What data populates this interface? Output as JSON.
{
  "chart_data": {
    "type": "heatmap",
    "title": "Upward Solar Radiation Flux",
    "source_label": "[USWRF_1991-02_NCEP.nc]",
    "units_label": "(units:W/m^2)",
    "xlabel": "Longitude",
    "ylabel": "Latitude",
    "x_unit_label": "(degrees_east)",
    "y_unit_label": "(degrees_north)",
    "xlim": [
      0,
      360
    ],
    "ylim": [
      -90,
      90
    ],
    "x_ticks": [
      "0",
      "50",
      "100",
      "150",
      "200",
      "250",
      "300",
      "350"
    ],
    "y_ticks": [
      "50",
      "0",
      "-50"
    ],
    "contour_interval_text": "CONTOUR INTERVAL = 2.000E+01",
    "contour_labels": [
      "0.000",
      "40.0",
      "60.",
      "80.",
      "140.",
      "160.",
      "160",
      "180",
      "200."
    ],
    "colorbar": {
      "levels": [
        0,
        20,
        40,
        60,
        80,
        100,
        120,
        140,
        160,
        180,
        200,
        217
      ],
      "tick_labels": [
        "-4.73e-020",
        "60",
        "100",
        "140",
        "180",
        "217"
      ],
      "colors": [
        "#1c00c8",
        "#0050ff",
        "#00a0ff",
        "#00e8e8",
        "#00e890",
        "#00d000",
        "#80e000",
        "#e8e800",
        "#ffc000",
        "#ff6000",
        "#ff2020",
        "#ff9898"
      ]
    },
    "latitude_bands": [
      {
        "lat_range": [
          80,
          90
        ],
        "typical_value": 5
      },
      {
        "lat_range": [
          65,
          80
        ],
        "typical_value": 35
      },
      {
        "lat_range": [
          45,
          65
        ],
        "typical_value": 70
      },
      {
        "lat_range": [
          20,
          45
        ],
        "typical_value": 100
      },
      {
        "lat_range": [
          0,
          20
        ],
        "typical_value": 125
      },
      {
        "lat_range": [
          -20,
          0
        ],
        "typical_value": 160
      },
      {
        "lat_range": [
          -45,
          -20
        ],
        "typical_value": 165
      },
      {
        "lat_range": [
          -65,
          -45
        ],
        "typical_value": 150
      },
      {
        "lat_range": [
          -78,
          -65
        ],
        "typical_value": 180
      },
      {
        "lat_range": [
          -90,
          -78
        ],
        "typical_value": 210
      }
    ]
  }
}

— The task —
Transcribe the material above word for word.

— Answer for this exercise —
What data populates this interface? Output as JSON.
{
  "chart_data": {
    "type": "heatmap",
    "title": "Upward Solar Radiation Flux",
    "source_label": "[USWRF_1991-02_NCEP.nc]",
    "units_label": "(units:W/m^2)",
    "xlabel": "Longitude",
    "ylabel": "Latitude",
    "x_unit_label": "(degrees_east)",
    "y_unit_label": "(degrees_north)",
    "xlim": [
      0,
      360
    ],
    "ylim": [
      -90,
      90
    ],
    "x_ticks": [
      "0",
      "50",
      "100",
      "150",
      "200",
      "250",
      "300",
      "350"
    ],
    "y_ticks": [
      "50",
      "0",
      "-50"
    ],
    "contour_interval_text": "CONTOUR INTERVAL = 2.000E+01",
    "contour_labels": [
      "0.000",
      "40.0",
      "60.",
      "80.",
      "140.",
      "160.",
      "160",
      "180",
      "200."
    ],
    "colorbar": {
      "levels": [
        0,
        20,
        40,
        60,
        80,
        100,
        120,
        140,
        160,
        180,
        200,
        217
      ],
      "tick_labels": [
        "-4.73e-020",
        "60",
        "100",
        "140",
        "180",
        "217"
      ],
      "colors": [
        "#1c00c8",
        "#0050ff",
        "#00a0ff",
        "#00e8e8",
        "#00e890",
        "#00d000",
        "#80e000",
        "#e8e800",
        "#ffc000",
        "#ff6000",
        "#ff2020",
        "#ff9898"
      ]
    },
    "latitude_bands": [
      {
        "lat_range": [
          80,
          90
        ],
        "typical_value": 5
      },
      {
        "lat_range": [
          65,
          80
        ],
        "typical_value": 35
      },
      {
        "lat_range": [
          45,
          65
        ],
        "typical_value": 70
      },
      {
        "lat_range": [
          20,
          45
        ],
        "typical_value": 100
      },
      {
        "lat_range": [
          0,
          20
        ],
        "typical_value": 125
      },
      {
        "lat_range": [
          -20,
          0
        ],
        "typical_value": 160
      },
      {
        "lat_range": [
          -45,
          -20
        ],
        "typical_value": 165
      },
      {
        "lat_range": [
          -65,
          -45
        ],
        "typical_value": 150
      },
      {
        "lat_range": [
          -78,
          -65
        ],
        "typical_value": 180
      },
      {
        "lat_range": [
          -90,
          -78
        ],
        "typical_value": 210
      }
    ]
  }
}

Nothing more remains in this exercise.